> STORED RECORDS:
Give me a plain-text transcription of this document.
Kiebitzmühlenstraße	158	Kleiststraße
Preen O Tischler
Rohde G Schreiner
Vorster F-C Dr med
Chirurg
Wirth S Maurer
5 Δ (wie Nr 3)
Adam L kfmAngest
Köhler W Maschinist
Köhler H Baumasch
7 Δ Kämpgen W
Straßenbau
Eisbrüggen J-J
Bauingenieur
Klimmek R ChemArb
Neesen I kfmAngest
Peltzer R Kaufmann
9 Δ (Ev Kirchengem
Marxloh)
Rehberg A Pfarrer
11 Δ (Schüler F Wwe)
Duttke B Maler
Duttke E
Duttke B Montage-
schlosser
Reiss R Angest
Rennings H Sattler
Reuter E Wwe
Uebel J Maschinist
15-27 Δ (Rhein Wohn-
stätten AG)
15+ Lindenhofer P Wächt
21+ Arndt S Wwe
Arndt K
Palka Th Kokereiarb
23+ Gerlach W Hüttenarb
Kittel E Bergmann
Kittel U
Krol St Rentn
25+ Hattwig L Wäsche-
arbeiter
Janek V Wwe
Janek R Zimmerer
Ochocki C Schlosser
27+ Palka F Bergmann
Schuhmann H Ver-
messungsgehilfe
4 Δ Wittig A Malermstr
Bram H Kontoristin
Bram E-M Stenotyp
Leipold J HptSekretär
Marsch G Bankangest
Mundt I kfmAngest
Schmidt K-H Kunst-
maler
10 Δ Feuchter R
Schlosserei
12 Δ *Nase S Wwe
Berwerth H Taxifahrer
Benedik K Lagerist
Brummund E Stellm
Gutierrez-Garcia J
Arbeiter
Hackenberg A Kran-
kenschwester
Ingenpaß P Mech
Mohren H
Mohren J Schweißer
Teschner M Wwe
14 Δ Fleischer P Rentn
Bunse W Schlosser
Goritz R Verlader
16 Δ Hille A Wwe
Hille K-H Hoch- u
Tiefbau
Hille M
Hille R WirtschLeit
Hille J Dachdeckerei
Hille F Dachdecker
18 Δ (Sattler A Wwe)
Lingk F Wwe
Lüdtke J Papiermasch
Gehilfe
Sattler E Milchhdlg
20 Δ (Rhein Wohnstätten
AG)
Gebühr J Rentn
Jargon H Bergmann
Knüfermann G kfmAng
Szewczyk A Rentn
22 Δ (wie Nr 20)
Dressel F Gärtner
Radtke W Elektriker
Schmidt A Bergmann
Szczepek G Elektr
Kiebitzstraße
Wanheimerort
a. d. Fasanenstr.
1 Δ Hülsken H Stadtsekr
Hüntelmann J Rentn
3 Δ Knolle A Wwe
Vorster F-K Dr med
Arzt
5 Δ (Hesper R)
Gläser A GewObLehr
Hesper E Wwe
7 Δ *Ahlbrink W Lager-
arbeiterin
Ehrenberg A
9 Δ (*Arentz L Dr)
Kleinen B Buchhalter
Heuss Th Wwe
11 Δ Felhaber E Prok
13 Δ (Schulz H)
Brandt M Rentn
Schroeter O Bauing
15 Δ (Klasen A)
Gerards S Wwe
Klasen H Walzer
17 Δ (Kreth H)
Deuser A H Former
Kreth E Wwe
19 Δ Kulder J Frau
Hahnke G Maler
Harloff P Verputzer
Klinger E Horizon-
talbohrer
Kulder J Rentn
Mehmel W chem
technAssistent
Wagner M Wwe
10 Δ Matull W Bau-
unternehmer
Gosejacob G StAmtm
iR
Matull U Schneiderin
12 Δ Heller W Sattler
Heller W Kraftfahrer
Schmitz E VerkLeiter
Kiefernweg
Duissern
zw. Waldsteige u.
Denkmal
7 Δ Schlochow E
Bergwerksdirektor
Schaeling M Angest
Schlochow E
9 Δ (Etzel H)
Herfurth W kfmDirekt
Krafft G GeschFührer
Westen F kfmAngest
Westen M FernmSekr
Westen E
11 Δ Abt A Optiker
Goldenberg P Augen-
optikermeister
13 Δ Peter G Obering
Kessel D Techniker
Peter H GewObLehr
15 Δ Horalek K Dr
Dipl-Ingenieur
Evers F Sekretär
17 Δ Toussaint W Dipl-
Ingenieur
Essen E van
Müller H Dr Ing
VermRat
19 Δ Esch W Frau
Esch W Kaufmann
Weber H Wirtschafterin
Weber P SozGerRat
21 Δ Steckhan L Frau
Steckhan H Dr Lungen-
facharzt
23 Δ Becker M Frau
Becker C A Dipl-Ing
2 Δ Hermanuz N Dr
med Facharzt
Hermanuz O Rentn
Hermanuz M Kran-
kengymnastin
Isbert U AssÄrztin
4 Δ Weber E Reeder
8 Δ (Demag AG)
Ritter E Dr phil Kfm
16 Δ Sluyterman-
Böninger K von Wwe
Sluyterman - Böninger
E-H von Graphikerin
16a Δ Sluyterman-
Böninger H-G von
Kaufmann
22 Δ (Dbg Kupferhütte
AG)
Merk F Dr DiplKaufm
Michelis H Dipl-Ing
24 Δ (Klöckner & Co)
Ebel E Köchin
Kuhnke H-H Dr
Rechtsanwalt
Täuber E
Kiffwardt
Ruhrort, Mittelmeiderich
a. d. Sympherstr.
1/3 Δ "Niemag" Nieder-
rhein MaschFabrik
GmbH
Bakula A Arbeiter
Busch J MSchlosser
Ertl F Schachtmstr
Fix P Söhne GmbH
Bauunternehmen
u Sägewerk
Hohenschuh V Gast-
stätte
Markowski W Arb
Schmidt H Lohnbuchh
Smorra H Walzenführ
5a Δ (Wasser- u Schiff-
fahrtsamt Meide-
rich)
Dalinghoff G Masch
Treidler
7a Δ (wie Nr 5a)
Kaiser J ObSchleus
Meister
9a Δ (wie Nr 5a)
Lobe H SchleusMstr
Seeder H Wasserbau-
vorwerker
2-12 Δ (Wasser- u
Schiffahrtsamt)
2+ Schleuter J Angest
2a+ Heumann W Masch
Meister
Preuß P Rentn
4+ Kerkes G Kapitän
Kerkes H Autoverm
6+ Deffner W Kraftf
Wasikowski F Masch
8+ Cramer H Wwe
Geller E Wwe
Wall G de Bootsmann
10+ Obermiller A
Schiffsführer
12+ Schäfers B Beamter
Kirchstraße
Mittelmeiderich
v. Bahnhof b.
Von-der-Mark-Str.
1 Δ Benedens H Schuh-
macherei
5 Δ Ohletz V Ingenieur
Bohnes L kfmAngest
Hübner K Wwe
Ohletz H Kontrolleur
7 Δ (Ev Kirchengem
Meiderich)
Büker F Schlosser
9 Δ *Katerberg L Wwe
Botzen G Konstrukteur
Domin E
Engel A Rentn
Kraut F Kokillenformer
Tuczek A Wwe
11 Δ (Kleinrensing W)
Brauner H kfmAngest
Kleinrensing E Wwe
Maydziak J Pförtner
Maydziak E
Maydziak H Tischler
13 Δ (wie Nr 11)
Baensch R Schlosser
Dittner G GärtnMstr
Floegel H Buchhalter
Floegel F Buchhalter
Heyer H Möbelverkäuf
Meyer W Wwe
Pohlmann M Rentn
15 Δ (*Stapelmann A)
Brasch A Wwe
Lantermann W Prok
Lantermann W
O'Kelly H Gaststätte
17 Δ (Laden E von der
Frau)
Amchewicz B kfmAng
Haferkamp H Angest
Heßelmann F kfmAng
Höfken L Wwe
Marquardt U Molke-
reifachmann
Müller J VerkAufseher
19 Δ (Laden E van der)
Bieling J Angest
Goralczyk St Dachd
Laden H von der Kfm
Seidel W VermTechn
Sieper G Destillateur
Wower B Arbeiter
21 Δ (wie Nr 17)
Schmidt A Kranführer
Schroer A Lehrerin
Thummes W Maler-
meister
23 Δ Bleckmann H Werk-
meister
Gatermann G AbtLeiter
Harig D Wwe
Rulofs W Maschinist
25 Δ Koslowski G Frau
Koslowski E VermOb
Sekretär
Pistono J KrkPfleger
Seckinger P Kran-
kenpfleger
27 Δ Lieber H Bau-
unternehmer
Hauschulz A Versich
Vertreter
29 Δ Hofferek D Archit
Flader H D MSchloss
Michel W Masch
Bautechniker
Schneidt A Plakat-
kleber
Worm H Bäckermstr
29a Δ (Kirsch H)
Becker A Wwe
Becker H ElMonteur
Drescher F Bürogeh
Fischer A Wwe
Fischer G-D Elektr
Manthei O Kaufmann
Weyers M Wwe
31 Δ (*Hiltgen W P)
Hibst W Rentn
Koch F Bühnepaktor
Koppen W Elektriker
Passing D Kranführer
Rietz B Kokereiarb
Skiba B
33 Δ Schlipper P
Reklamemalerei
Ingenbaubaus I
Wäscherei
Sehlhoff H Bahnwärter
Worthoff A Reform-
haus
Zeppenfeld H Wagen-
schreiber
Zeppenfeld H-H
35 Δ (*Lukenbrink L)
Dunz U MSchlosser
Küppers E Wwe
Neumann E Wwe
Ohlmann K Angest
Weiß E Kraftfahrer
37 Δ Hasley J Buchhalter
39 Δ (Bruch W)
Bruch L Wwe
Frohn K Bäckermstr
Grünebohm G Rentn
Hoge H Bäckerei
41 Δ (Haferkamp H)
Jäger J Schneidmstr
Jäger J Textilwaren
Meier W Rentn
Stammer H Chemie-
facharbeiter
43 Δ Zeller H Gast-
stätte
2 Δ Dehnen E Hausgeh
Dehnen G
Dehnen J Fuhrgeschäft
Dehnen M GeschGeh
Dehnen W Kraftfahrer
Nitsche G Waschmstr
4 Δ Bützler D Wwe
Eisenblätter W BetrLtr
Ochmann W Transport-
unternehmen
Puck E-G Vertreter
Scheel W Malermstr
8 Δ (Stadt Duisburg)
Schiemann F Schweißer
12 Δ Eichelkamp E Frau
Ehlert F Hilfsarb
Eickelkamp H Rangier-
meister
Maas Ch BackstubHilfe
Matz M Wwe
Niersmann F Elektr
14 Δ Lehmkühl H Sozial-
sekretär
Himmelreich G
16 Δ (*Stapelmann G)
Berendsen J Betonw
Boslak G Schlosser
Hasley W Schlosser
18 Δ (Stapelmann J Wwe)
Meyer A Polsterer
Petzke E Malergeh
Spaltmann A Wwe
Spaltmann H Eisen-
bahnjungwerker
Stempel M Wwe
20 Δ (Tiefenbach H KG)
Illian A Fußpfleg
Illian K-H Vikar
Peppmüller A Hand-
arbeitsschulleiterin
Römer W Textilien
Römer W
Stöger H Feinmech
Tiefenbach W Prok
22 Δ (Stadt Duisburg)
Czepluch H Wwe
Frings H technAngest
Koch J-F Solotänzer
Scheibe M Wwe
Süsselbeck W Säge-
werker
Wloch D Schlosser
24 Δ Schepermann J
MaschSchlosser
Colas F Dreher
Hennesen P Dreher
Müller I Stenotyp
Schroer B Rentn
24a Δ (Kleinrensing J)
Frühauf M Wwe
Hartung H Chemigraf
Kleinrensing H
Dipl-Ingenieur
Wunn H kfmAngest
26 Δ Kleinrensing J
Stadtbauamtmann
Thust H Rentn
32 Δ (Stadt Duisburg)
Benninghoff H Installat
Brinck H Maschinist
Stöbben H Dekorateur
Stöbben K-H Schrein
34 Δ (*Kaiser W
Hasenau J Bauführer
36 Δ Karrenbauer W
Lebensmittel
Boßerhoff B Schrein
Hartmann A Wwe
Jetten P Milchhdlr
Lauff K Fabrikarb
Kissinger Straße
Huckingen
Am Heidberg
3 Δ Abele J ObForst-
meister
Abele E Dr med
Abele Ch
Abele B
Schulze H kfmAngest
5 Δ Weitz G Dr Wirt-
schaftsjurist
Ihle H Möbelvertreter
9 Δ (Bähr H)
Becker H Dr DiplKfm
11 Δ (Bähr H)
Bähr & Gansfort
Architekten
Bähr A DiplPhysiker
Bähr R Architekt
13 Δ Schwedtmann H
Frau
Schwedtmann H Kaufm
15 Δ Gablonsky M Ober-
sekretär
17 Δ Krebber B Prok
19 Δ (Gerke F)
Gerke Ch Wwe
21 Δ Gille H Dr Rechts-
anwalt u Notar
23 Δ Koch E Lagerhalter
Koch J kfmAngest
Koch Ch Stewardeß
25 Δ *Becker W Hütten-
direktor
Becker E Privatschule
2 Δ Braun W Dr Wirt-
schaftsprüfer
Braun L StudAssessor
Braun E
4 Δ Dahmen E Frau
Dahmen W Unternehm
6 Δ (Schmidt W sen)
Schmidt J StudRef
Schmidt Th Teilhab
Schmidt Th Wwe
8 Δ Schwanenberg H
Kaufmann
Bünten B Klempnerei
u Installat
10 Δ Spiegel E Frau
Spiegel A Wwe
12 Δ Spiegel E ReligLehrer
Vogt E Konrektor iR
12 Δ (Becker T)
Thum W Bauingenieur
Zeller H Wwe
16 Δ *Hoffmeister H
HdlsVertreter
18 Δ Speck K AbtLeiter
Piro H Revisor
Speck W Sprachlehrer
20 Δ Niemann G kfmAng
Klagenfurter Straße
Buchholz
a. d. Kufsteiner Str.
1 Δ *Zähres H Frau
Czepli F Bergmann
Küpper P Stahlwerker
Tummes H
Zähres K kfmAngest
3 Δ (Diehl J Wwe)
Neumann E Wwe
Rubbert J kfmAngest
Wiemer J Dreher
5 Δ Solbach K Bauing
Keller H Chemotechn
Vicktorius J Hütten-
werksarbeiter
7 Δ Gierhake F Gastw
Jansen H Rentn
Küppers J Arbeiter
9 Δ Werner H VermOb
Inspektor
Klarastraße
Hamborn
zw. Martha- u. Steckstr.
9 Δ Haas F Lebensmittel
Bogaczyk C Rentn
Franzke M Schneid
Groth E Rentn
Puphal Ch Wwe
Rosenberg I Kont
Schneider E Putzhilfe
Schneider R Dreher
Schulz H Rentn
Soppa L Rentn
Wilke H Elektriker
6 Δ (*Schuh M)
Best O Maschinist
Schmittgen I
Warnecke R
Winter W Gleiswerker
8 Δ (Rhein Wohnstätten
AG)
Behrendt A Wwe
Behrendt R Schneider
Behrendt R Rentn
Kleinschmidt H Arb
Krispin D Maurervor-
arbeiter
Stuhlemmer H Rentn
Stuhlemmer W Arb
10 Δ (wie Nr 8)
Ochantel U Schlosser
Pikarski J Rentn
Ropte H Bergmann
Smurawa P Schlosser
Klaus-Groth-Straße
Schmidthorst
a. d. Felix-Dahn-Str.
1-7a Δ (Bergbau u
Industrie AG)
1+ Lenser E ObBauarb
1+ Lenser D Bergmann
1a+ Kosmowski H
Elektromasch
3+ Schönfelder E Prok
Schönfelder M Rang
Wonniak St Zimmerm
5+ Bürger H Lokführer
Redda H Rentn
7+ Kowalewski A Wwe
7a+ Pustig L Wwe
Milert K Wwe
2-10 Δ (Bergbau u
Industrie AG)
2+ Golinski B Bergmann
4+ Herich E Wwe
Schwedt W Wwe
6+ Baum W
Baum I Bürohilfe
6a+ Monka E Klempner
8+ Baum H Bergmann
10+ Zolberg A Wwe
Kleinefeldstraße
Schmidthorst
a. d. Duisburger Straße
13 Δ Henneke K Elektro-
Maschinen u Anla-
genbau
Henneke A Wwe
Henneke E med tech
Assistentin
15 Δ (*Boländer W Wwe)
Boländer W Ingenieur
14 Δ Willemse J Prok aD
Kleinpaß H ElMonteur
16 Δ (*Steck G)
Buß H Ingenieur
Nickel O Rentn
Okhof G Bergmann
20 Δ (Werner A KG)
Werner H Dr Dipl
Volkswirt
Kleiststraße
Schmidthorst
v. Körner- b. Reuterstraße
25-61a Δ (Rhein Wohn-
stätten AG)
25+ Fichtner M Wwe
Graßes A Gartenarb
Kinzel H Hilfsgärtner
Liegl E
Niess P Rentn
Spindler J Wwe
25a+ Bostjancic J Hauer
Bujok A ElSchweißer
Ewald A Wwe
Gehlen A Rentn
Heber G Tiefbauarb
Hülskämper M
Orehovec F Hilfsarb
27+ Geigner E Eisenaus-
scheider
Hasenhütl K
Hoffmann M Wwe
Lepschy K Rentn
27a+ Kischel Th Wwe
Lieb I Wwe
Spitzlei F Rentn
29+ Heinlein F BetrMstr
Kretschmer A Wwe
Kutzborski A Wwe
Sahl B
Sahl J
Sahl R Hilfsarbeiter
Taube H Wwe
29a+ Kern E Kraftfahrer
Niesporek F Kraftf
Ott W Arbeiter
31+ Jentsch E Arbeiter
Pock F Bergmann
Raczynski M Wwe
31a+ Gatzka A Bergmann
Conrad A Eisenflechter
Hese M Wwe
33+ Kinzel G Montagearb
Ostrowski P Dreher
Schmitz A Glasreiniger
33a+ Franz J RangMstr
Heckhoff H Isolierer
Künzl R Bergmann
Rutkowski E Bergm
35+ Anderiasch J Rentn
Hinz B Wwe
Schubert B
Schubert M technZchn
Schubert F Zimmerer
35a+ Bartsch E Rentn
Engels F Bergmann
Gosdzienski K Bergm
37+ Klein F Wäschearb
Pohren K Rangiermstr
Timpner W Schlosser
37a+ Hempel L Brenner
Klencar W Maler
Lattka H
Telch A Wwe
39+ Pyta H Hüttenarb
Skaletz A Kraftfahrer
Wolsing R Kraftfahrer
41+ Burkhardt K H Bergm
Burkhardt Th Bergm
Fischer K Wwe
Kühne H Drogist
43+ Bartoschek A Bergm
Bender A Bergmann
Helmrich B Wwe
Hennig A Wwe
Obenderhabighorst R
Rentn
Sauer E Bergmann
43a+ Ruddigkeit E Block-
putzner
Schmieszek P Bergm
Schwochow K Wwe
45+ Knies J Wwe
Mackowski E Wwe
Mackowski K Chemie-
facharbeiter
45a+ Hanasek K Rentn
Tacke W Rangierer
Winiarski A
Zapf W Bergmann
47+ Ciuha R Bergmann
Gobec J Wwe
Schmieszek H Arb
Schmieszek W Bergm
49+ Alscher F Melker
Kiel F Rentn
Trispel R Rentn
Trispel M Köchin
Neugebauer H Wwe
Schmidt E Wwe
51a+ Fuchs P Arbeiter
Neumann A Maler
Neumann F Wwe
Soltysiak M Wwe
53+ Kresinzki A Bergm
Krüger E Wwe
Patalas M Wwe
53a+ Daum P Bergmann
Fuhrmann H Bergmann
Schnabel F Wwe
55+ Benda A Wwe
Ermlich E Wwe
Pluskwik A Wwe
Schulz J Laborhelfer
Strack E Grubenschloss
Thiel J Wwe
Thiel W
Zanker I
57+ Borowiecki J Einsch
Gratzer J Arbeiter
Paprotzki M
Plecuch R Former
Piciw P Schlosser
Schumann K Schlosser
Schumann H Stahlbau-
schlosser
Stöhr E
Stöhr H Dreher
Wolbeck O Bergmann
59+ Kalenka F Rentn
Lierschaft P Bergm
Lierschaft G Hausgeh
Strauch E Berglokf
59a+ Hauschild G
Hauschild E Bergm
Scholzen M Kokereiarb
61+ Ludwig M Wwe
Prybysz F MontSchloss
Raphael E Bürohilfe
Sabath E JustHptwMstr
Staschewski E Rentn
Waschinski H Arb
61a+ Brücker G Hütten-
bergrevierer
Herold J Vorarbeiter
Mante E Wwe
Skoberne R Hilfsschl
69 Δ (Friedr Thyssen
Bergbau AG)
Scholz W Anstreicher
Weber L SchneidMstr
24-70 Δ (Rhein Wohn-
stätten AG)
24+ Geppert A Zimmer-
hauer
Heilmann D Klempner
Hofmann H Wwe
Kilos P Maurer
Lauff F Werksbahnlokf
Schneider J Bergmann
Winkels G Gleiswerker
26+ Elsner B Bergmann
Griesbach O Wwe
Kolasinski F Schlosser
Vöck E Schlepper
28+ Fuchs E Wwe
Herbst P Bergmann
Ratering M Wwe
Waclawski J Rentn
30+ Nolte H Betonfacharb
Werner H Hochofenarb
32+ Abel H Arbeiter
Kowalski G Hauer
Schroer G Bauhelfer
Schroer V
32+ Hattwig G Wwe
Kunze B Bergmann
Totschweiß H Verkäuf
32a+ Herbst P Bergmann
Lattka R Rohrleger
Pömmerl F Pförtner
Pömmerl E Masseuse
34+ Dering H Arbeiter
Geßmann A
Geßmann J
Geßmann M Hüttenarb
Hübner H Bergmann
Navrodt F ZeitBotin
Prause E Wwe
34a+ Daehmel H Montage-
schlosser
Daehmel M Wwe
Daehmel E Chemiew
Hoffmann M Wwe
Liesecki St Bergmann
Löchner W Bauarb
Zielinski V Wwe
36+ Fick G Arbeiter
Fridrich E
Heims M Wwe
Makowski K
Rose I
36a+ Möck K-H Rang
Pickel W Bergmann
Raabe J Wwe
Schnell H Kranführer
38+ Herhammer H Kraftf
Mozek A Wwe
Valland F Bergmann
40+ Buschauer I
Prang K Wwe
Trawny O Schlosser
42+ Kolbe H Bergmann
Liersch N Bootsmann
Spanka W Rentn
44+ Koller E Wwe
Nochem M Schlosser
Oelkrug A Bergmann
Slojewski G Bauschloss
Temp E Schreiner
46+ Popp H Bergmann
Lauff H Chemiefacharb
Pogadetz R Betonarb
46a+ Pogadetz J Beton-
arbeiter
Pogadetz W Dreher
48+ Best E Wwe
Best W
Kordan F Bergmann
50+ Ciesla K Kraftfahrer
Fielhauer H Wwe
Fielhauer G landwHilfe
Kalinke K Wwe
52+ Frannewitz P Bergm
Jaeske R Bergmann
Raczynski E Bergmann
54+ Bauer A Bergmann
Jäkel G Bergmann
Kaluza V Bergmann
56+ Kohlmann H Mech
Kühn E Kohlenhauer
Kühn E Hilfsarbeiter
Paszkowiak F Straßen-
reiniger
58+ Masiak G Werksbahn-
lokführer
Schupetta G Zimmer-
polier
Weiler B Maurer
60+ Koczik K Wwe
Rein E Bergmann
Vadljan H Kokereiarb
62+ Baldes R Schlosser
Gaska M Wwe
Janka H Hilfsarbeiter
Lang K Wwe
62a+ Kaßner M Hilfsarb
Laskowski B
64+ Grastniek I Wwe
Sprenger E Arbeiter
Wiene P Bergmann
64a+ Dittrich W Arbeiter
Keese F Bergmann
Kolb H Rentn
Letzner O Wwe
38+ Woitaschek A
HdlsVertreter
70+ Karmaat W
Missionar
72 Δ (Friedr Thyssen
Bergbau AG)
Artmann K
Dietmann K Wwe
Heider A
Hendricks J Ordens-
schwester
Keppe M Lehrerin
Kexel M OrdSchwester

> WRITTEN PROBLEM:
Which lines contain "Boländer"? Copy each of them.

> OUTPUT OF THE TASK:
15 Δ (*Boländer W Wwe)
Boländer W Ingenieur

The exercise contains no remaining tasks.